### Problem to work on
The material below should be written out in full and exactly; pictures stay out of the copy.

### Available data
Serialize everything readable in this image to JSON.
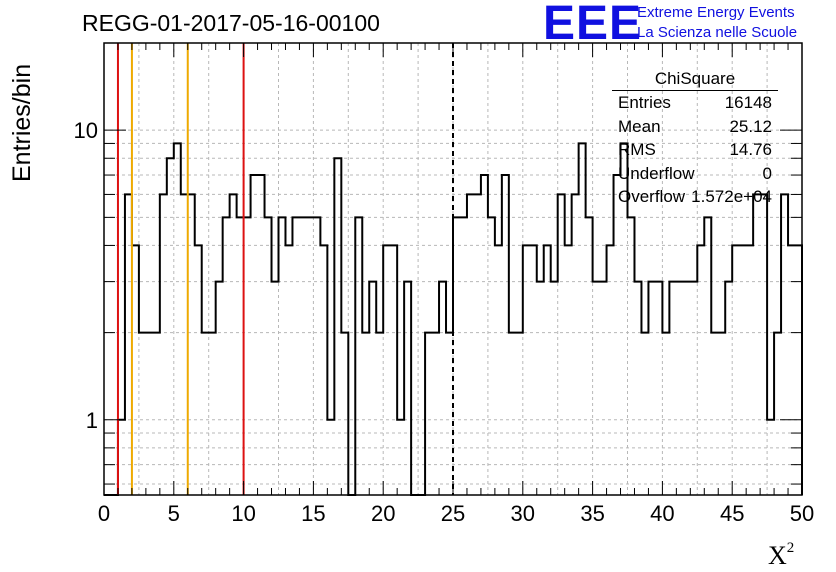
{
  "title": "REGG-01-2017-05-16-00100",
  "logo": {
    "text": "EEE",
    "line1": "Extreme Energy Events",
    "line2": "La Scienza nelle Scuole",
    "color": "#1010e0"
  },
  "stats": {
    "title": "ChiSquare",
    "rows": [
      {
        "key": "Entries",
        "value": "16148"
      },
      {
        "key": "Mean",
        "value": "25.12"
      },
      {
        "key": "RMS",
        "value": "14.76"
      },
      {
        "key": "Underflow",
        "value": "0"
      },
      {
        "key": "Overflow",
        "value": "1.572e+04"
      }
    ]
  },
  "chart_data": {
    "type": "histogram",
    "title": "REGG-01-2017-05-16-00100",
    "xlabel": "X²",
    "ylabel": "Entries/bin",
    "xlim": [
      0,
      50
    ],
    "ylim": [
      0.55,
      20
    ],
    "y_scale": "log",
    "grid": true,
    "bin_width": 0.5,
    "x_ticks": [
      "0",
      "5",
      "10",
      "15",
      "20",
      "25",
      "30",
      "35",
      "40",
      "45",
      "50"
    ],
    "y_ticks": [
      "1",
      "10"
    ],
    "values": [
      0,
      0,
      1,
      6,
      4,
      2,
      2,
      2,
      6,
      8,
      9,
      6,
      6,
      4,
      2,
      2,
      3,
      5,
      6,
      5,
      5,
      7,
      7,
      5,
      3,
      5,
      4,
      5,
      5,
      5,
      5,
      4,
      1,
      8,
      2,
      0,
      5,
      2,
      3,
      2,
      4,
      4,
      1,
      3,
      0,
      0,
      2,
      2,
      3,
      2,
      5,
      5,
      6,
      6,
      7,
      5,
      4,
      7,
      2,
      2,
      4,
      4,
      3,
      4,
      3,
      6,
      4,
      6,
      9,
      5,
      3,
      3,
      4,
      7,
      9,
      5,
      3,
      2,
      3,
      3,
      2,
      3,
      3,
      3,
      3,
      4,
      5,
      2,
      2,
      3,
      4,
      4,
      4,
      6,
      6,
      1,
      2,
      6,
      4,
      4
    ],
    "reference_lines": [
      {
        "x": 1,
        "color": "#dd1111"
      },
      {
        "x": 2,
        "color": "#eeaa00"
      },
      {
        "x": 6,
        "color": "#eeaa00"
      },
      {
        "x": 10,
        "color": "#dd1111"
      },
      {
        "x": 25,
        "color": "#000000",
        "dashed": true
      }
    ]
  }
}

### Task result
Serialize everything readable in this image to JSON.
{
  "title": "REGG-01-2017-05-16-00100",
  "logo": {
    "text": "EEE",
    "line1": "Extreme Energy Events",
    "line2": "La Scienza nelle Scuole",
    "color": "#1010e0"
  },
  "stats": {
    "title": "ChiSquare",
    "rows": [
      {
        "key": "Entries",
        "value": "16148"
      },
      {
        "key": "Mean",
        "value": "25.12"
      },
      {
        "key": "RMS",
        "value": "14.76"
      },
      {
        "key": "Underflow",
        "value": "0"
      },
      {
        "key": "Overflow",
        "value": "1.572e+04"
      }
    ]
  },
  "chart_data": {
    "type": "histogram",
    "title": "REGG-01-2017-05-16-00100",
    "xlabel": "X²",
    "ylabel": "Entries/bin",
    "xlim": [
      0,
      50
    ],
    "ylim": [
      0.55,
      20
    ],
    "y_scale": "log",
    "grid": true,
    "bin_width": 0.5,
    "x_ticks": [
      "0",
      "5",
      "10",
      "15",
      "20",
      "25",
      "30",
      "35",
      "40",
      "45",
      "50"
    ],
    "y_ticks": [
      "1",
      "10"
    ],
    "values": [
      0,
      0,
      1,
      6,
      4,
      2,
      2,
      2,
      6,
      8,
      9,
      6,
      6,
      4,
      2,
      2,
      3,
      5,
      6,
      5,
      5,
      7,
      7,
      5,
      3,
      5,
      4,
      5,
      5,
      5,
      5,
      4,
      1,
      8,
      2,
      0,
      5,
      2,
      3,
      2,
      4,
      4,
      1,
      3,
      0,
      0,
      2,
      2,
      3,
      2,
      5,
      5,
      6,
      6,
      7,
      5,
      4,
      7,
      2,
      2,
      4,
      4,
      3,
      4,
      3,
      6,
      4,
      6,
      9,
      5,
      3,
      3,
      4,
      7,
      9,
      5,
      3,
      2,
      3,
      3,
      2,
      3,
      3,
      3,
      3,
      4,
      5,
      2,
      2,
      3,
      4,
      4,
      4,
      6,
      6,
      1,
      2,
      6,
      4,
      4
    ],
    "reference_lines": [
      {
        "x": 1,
        "color": "#dd1111"
      },
      {
        "x": 2,
        "color": "#eeaa00"
      },
      {
        "x": 6,
        "color": "#eeaa00"
      },
      {
        "x": 10,
        "color": "#dd1111"
      },
      {
        "x": 25,
        "color": "#000000",
        "dashed": true
      }
    ]
  }
}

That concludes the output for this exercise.